What you are asked to do. Repeat the records below exactly, leaving out any pictures.

Dataset records
════════

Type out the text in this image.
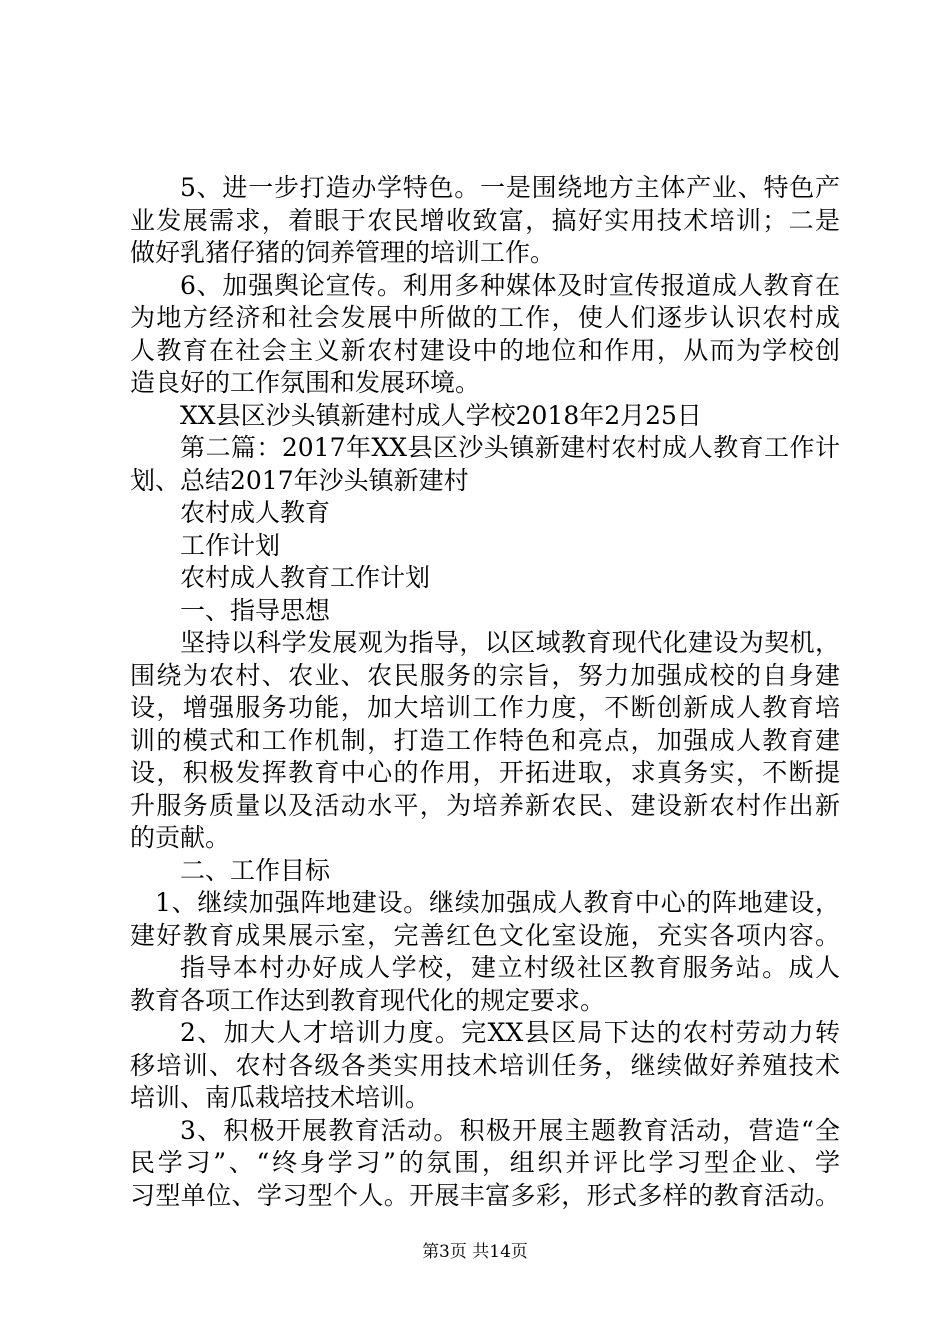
5、进一步打造办学特色。一是围绕地方主体产业、特色产

业发展需求，着眼于农民增收致富，搞好实用技术培训；二是

做好乳猪仔猪的饲养管理的培训工作。

6、加强舆论宣传。利用多种媒体及时宣传报道成人教育在

为地方经济和社会发展中所做的工作，使人们逐步认识农村成

人教育在社会主义新农村建设中的地位和作用，从而为学校创

造良好的工作氛围和发展环境。

XX县区沙头镇新建村成人学校2018年2月25日

第二篇：2017年XX县区沙头镇新建村农村成人教育工作计

划、总结2017年沙头镇新建村

农村成人教育

工作计划

农村成人教育工作计划

一、指导思想

坚持以科学发展观为指导，以区域教育现代化建设为契机，

围绕为农村、农业、农民服务的宗旨，努力加强成校的自身建

设，增强服务功能，加大培训工作力度，不断创新成人教育培

训的模式和工作机制，打造工作特色和亮点，加强成人教育建

设，积极发挥教育中心的作用，开拓进取，求真务实，不断提

升服务质量以及活动水平，为培养新农民、建设新农村作出新

的贡献。

二、工作目标

1、继续加强阵地建设。继续加强成人教育中心的阵地建设，

建好教育成果展示室，完善红色文化室设施，充实各项内容。

指导本村办好成人学校，建立村级社区教育服务站。成人

教育各项工作达到教育现代化的规定要求。

2、加大人才培训力度。完XX县区局下达的农村劳动力转

移培训、农村各级各类实用技术培训任务，继续做好养殖技术

培训、南瓜栽培技术培训。

3、积极开展教育活动。积极开展主题教育活动，营造“全

民学习”、“终身学习”的氛围，组织并评比学习型企业、学

习型单位、学习型个人。开展丰富多彩，形式多样的教育活动。

第3页 共14页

════════

Answer to this task.
Type out the text in this image.
5、进一步打造办学特色。一是围绕地方主体产业、特色产

业发展需求，着眼于农民增收致富，搞好实用技术培训；二是

做好乳猪仔猪的饲养管理的培训工作。

6、加强舆论宣传。利用多种媒体及时宣传报道成人教育在

为地方经济和社会发展中所做的工作，使人们逐步认识农村成

人教育在社会主义新农村建设中的地位和作用，从而为学校创

造良好的工作氛围和发展环境。

XX县区沙头镇新建村成人学校2018年2月25日

第二篇：2017年XX县区沙头镇新建村农村成人教育工作计

划、总结2017年沙头镇新建村

农村成人教育

工作计划

农村成人教育工作计划

一、指导思想

坚持以科学发展观为指导，以区域教育现代化建设为契机，

围绕为农村、农业、农民服务的宗旨，努力加强成校的自身建

设，增强服务功能，加大培训工作力度，不断创新成人教育培

训的模式和工作机制，打造工作特色和亮点，加强成人教育建

设，积极发挥教育中心的作用，开拓进取，求真务实，不断提

升服务质量以及活动水平，为培养新农民、建设新农村作出新

的贡献。

二、工作目标

1、继续加强阵地建设。继续加强成人教育中心的阵地建设，

建好教育成果展示室，完善红色文化室设施，充实各项内容。

指导本村办好成人学校，建立村级社区教育服务站。成人

教育各项工作达到教育现代化的规定要求。

2、加大人才培训力度。完XX县区局下达的农村劳动力转

移培训、农村各级各类实用技术培训任务，继续做好养殖技术

培训、南瓜栽培技术培训。

3、积极开展教育活动。积极开展主题教育活动，营造“全

民学习”、“终身学习”的氛围，组织并评比学习型企业、学

习型单位、学习型个人。开展丰富多彩，形式多样的教育活动。

第3页 共14页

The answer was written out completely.